## [GIVEN PROBLEM]
Without altering anything, repeat each of the records.
##############################
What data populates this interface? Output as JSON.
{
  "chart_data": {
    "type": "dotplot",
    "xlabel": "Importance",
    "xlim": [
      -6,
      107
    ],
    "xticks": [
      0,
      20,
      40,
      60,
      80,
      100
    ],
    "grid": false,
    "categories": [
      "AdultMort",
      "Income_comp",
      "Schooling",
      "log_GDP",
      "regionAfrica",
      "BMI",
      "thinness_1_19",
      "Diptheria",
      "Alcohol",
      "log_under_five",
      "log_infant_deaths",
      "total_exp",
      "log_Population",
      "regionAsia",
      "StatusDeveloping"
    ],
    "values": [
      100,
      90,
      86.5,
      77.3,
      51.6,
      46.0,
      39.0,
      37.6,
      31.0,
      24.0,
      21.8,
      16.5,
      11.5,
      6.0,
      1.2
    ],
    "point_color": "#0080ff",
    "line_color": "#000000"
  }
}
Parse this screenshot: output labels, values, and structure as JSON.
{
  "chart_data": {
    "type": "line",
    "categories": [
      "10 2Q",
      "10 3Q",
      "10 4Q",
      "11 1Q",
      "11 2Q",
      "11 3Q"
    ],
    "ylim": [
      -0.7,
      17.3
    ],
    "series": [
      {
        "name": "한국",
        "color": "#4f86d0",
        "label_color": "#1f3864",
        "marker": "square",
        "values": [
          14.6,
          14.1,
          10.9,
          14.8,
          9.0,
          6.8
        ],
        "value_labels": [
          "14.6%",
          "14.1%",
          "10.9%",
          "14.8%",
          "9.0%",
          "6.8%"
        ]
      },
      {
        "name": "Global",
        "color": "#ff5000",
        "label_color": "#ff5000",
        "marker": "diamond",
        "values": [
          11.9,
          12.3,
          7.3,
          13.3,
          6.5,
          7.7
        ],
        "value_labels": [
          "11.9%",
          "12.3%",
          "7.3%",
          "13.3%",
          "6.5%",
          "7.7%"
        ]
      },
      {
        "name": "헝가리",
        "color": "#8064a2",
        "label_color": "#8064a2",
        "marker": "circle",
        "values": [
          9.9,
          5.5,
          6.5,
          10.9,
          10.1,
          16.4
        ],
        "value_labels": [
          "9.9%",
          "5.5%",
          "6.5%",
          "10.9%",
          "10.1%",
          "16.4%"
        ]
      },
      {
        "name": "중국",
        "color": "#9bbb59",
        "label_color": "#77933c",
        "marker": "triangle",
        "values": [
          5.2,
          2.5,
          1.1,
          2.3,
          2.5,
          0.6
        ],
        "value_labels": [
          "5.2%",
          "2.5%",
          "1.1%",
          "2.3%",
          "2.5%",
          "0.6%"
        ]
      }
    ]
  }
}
##############################
## [FINAL RESULT]
What data populates this interface? Output as JSON.
{
  "chart_data": {
    "type": "dotplot",
    "xlabel": "Importance",
    "xlim": [
      -6,
      107
    ],
    "xticks": [
      0,
      20,
      40,
      60,
      80,
      100
    ],
    "grid": false,
    "categories": [
      "AdultMort",
      "Income_comp",
      "Schooling",
      "log_GDP",
      "regionAfrica",
      "BMI",
      "thinness_1_19",
      "Diptheria",
      "Alcohol",
      "log_under_five",
      "log_infant_deaths",
      "total_exp",
      "log_Population",
      "regionAsia",
      "StatusDeveloping"
    ],
    "values": [
      100,
      90,
      86.5,
      77.3,
      51.6,
      46.0,
      39.0,
      37.6,
      31.0,
      24.0,
      21.8,
      16.5,
      11.5,
      6.0,
      1.2
    ],
    "point_color": "#0080ff",
    "line_color": "#000000"
  }
}
Parse this screenshot: output labels, values, and structure as JSON.
{
  "chart_data": {
    "type": "line",
    "categories": [
      "10 2Q",
      "10 3Q",
      "10 4Q",
      "11 1Q",
      "11 2Q",
      "11 3Q"
    ],
    "ylim": [
      -0.7,
      17.3
    ],
    "series": [
      {
        "name": "한국",
        "color": "#4f86d0",
        "label_color": "#1f3864",
        "marker": "square",
        "values": [
          14.6,
          14.1,
          10.9,
          14.8,
          9.0,
          6.8
        ],
        "value_labels": [
          "14.6%",
          "14.1%",
          "10.9%",
          "14.8%",
          "9.0%",
          "6.8%"
        ]
      },
      {
        "name": "Global",
        "color": "#ff5000",
        "label_color": "#ff5000",
        "marker": "diamond",
        "values": [
          11.9,
          12.3,
          7.3,
          13.3,
          6.5,
          7.7
        ],
        "value_labels": [
          "11.9%",
          "12.3%",
          "7.3%",
          "13.3%",
          "6.5%",
          "7.7%"
        ]
      },
      {
        "name": "헝가리",
        "color": "#8064a2",
        "label_color": "#8064a2",
        "marker": "circle",
        "values": [
          9.9,
          5.5,
          6.5,
          10.9,
          10.1,
          16.4
        ],
        "value_labels": [
          "9.9%",
          "5.5%",
          "6.5%",
          "10.9%",
          "10.1%",
          "16.4%"
        ]
      },
      {
        "name": "중국",
        "color": "#9bbb59",
        "label_color": "#77933c",
        "marker": "triangle",
        "values": [
          5.2,
          2.5,
          1.1,
          2.3,
          2.5,
          0.6
        ],
        "value_labels": [
          "5.2%",
          "2.5%",
          "1.1%",
          "2.3%",
          "2.5%",
          "0.6%"
        ]
      }
    ]
  }
}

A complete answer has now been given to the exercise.